THE REQUEST
Of all the lines here, how many include the string "Cancer"? Answer with the number only.

Stored entries:

****************

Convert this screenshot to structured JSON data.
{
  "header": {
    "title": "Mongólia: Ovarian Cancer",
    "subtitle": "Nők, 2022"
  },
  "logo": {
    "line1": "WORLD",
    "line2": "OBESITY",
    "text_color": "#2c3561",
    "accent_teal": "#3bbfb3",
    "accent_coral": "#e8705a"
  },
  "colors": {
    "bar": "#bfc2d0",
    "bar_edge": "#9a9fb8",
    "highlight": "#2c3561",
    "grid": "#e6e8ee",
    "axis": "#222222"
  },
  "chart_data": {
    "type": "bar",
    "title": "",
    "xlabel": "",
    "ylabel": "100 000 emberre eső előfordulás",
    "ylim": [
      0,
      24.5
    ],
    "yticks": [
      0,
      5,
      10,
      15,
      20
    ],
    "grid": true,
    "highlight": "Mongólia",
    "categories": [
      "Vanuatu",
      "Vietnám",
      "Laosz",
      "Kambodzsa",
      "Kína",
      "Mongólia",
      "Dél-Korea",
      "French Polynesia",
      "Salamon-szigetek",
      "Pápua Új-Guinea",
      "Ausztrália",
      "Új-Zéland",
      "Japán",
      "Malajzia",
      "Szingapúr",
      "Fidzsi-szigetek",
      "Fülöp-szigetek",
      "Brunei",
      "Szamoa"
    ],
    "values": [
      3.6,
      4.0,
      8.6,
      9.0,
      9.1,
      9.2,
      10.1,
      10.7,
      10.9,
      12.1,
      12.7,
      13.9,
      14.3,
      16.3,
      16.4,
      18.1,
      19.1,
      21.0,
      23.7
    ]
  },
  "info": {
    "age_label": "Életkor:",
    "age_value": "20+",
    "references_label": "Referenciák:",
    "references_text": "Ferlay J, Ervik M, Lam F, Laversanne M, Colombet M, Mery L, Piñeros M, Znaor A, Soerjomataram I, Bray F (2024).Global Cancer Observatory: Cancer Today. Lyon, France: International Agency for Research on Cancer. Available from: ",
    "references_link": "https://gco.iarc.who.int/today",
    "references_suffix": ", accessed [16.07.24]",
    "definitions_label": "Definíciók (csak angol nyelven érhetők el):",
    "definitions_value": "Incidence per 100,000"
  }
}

****************

OUTPUT FOR THIS TASK
2